Description of the task: Exactly reproduce each line of the listing that follows.

Information provided:
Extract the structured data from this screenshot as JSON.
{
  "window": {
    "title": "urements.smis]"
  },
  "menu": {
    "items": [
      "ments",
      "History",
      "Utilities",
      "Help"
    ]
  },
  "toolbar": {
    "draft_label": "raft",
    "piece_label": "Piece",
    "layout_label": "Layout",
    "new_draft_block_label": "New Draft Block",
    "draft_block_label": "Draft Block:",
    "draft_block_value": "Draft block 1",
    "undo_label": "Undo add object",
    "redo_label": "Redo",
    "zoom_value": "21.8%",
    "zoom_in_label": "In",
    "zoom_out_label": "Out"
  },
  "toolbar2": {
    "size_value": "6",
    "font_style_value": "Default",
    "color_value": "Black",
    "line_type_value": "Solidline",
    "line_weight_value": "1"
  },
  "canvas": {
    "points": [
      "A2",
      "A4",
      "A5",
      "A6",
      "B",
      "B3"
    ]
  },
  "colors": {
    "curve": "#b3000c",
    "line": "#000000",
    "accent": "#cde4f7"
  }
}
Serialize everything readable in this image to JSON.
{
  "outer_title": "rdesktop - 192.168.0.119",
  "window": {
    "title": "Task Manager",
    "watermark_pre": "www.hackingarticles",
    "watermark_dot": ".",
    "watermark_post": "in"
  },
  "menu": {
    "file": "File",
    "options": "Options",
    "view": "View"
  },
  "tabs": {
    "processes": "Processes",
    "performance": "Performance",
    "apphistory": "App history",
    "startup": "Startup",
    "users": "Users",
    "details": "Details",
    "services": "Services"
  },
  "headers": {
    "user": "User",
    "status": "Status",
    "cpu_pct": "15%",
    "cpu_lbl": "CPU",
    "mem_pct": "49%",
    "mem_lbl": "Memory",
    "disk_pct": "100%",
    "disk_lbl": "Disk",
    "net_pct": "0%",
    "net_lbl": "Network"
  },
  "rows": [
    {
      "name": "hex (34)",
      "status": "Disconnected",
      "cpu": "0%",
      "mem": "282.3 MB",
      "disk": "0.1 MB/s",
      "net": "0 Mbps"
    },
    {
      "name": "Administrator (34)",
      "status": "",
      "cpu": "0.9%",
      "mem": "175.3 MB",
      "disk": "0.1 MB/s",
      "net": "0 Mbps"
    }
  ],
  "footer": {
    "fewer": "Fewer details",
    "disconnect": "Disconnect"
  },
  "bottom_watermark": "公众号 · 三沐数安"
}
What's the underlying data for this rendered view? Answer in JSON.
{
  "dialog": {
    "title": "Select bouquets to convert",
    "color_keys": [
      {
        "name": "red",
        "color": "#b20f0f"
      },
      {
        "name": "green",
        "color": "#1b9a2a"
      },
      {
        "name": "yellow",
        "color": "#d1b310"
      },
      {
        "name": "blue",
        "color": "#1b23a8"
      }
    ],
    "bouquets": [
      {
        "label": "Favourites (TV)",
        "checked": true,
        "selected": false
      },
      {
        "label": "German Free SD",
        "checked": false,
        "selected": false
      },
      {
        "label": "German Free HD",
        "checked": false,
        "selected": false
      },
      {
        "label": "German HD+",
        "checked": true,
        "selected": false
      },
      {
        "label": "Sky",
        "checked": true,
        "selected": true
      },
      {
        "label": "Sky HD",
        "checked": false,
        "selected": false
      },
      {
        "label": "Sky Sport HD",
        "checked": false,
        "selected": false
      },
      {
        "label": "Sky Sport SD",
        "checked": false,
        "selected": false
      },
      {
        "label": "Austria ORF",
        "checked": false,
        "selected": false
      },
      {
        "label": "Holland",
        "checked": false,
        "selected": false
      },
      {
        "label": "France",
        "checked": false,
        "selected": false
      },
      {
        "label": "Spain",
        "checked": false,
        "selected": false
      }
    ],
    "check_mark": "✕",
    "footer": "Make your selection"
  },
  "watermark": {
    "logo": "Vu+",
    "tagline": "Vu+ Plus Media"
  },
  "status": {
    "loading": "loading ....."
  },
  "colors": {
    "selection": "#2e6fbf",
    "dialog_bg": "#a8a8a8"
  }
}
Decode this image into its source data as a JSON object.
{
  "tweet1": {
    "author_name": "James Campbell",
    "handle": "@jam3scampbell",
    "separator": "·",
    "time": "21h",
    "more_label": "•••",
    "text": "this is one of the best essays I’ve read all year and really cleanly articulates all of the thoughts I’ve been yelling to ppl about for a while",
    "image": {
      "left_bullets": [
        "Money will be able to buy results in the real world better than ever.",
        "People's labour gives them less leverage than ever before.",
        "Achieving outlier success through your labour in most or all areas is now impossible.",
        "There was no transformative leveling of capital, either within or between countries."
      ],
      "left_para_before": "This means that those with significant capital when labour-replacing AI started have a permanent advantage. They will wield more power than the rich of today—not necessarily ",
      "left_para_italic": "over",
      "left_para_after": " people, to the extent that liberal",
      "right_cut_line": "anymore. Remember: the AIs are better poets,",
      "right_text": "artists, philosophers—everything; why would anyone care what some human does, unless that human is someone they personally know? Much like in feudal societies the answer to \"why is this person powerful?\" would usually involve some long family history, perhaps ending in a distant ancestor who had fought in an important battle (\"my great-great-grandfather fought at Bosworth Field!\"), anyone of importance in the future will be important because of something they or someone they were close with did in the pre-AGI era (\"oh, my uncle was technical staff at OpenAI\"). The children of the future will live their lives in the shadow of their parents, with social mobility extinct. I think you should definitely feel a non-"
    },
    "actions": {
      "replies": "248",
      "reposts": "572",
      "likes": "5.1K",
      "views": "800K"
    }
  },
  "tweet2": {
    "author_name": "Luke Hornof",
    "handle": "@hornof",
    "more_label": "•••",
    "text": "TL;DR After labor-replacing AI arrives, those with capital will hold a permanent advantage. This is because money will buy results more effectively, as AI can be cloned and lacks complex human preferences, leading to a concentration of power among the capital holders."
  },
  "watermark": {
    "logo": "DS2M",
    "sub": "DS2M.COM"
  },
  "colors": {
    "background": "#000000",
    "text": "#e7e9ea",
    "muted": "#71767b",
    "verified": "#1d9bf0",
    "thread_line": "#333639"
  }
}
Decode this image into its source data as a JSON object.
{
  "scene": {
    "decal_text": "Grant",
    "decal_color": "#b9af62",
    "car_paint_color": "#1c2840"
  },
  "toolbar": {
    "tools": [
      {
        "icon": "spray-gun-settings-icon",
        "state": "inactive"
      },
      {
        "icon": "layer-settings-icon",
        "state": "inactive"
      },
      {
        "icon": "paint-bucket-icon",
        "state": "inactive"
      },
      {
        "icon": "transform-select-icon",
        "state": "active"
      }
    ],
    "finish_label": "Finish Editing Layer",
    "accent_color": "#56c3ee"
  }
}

Full answer:
Extract the structured data from this screenshot as JSON.
{
  "window": {
    "title": "urements.smis]"
  },
  "menu": {
    "items": [
      "ments",
      "History",
      "Utilities",
      "Help"
    ]
  },
  "toolbar": {
    "draft_label": "raft",
    "piece_label": "Piece",
    "layout_label": "Layout",
    "new_draft_block_label": "New Draft Block",
    "draft_block_label": "Draft Block:",
    "draft_block_value": "Draft block 1",
    "undo_label": "Undo add object",
    "redo_label": "Redo",
    "zoom_value": "21.8%",
    "zoom_in_label": "In",
    "zoom_out_label": "Out"
  },
  "toolbar2": {
    "size_value": "6",
    "font_style_value": "Default",
    "color_value": "Black",
    "line_type_value": "Solidline",
    "line_weight_value": "1"
  },
  "canvas": {
    "points": [
      "A2",
      "A4",
      "A5",
      "A6",
      "B",
      "B3"
    ]
  },
  "colors": {
    "curve": "#b3000c",
    "line": "#000000",
    "accent": "#cde4f7"
  }
}
Serialize everything readable in this image to JSON.
{
  "outer_title": "rdesktop - 192.168.0.119",
  "window": {
    "title": "Task Manager",
    "watermark_pre": "www.hackingarticles",
    "watermark_dot": ".",
    "watermark_post": "in"
  },
  "menu": {
    "file": "File",
    "options": "Options",
    "view": "View"
  },
  "tabs": {
    "processes": "Processes",
    "performance": "Performance",
    "apphistory": "App history",
    "startup": "Startup",
    "users": "Users",
    "details": "Details",
    "services": "Services"
  },
  "headers": {
    "user": "User",
    "status": "Status",
    "cpu_pct": "15%",
    "cpu_lbl": "CPU",
    "mem_pct": "49%",
    "mem_lbl": "Memory",
    "disk_pct": "100%",
    "disk_lbl": "Disk",
    "net_pct": "0%",
    "net_lbl": "Network"
  },
  "rows": [
    {
      "name": "hex (34)",
      "status": "Disconnected",
      "cpu": "0%",
      "mem": "282.3 MB",
      "disk": "0.1 MB/s",
      "net": "0 Mbps"
    },
    {
      "name": "Administrator (34)",
      "status": "",
      "cpu": "0.9%",
      "mem": "175.3 MB",
      "disk": "0.1 MB/s",
      "net": "0 Mbps"
    }
  ],
  "footer": {
    "fewer": "Fewer details",
    "disconnect": "Disconnect"
  },
  "bottom_watermark": "公众号 · 三沐数安"
}
What's the underlying data for this rendered view? Answer in JSON.
{
  "dialog": {
    "title": "Select bouquets to convert",
    "color_keys": [
      {
        "name": "red",
        "color": "#b20f0f"
      },
      {
        "name": "green",
        "color": "#1b9a2a"
      },
      {
        "name": "yellow",
        "color": "#d1b310"
      },
      {
        "name": "blue",
        "color": "#1b23a8"
      }
    ],
    "bouquets": [
      {
        "label": "Favourites (TV)",
        "checked": true,
        "selected": false
      },
      {
        "label": "German Free SD",
        "checked": false,
        "selected": false
      },
      {
        "label": "German Free HD",
        "checked": false,
        "selected": false
      },
      {
        "label": "German HD+",
        "checked": true,
        "selected": false
      },
      {
        "label": "Sky",
        "checked": true,
        "selected": true
      },
      {
        "label": "Sky HD",
        "checked": false,
        "selected": false
      },
      {
        "label": "Sky Sport HD",
        "checked": false,
        "selected": false
      },
      {
        "label": "Sky Sport SD",
        "checked": false,
        "selected": false
      },
      {
        "label": "Austria ORF",
        "checked": false,
        "selected": false
      },
      {
        "label": "Holland",
        "checked": false,
        "selected": false
      },
      {
        "label": "France",
        "checked": false,
        "selected": false
      },
      {
        "label": "Spain",
        "checked": false,
        "selected": false
      }
    ],
    "check_mark": "✕",
    "footer": "Make your selection"
  },
  "watermark": {
    "logo": "Vu+",
    "tagline": "Vu+ Plus Media"
  },
  "status": {
    "loading": "loading ....."
  },
  "colors": {
    "selection": "#2e6fbf",
    "dialog_bg": "#a8a8a8"
  }
}
Decode this image into its source data as a JSON object.
{
  "tweet1": {
    "author_name": "James Campbell",
    "handle": "@jam3scampbell",
    "separator": "·",
    "time": "21h",
    "more_label": "•••",
    "text": "this is one of the best essays I’ve read all year and really cleanly articulates all of the thoughts I’ve been yelling to ppl about for a while",
    "image": {
      "left_bullets": [
        "Money will be able to buy results in the real world better than ever.",
        "People's labour gives them less leverage than ever before.",
        "Achieving outlier success through your labour in most or all areas is now impossible.",
        "There was no transformative leveling of capital, either within or between countries."
      ],
      "left_para_before": "This means that those with significant capital when labour-replacing AI started have a permanent advantage. They will wield more power than the rich of today—not necessarily ",
      "left_para_italic": "over",
      "left_para_after": " people, to the extent that liberal",
      "right_cut_line": "anymore. Remember: the AIs are better poets,",
      "right_text": "artists, philosophers—everything; why would anyone care what some human does, unless that human is someone they personally know? Much like in feudal societies the answer to \"why is this person powerful?\" would usually involve some long family history, perhaps ending in a distant ancestor who had fought in an important battle (\"my great-great-grandfather fought at Bosworth Field!\"), anyone of importance in the future will be important because of something they or someone they were close with did in the pre-AGI era (\"oh, my uncle was technical staff at OpenAI\"). The children of the future will live their lives in the shadow of their parents, with social mobility extinct. I think you should definitely feel a non-"
    },
    "actions": {
      "replies": "248",
      "reposts": "572",
      "likes": "5.1K",
      "views": "800K"
    }
  },
  "tweet2": {
    "author_name": "Luke Hornof",
    "handle": "@hornof",
    "more_label": "•••",
    "text": "TL;DR After labor-replacing AI arrives, those with capital will hold a permanent advantage. This is because money will buy results more effectively, as AI can be cloned and lacks complex human preferences, leading to a concentration of power among the capital holders."
  },
  "watermark": {
    "logo": "DS2M",
    "sub": "DS2M.COM"
  },
  "colors": {
    "background": "#000000",
    "text": "#e7e9ea",
    "muted": "#71767b",
    "verified": "#1d9bf0",
    "thread_line": "#333639"
  }
}
Decode this image into its source data as a JSON object.
{
  "scene": {
    "decal_text": "Grant",
    "decal_color": "#b9af62",
    "car_paint_color": "#1c2840"
  },
  "toolbar": {
    "tools": [
      {
        "icon": "spray-gun-settings-icon",
        "state": "inactive"
      },
      {
        "icon": "layer-settings-icon",
        "state": "inactive"
      },
      {
        "icon": "paint-bucket-icon",
        "state": "inactive"
      },
      {
        "icon": "transform-select-icon",
        "state": "active"
      }
    ],
    "finish_label": "Finish Editing Layer",
    "accent_color": "#56c3ee"
  }
}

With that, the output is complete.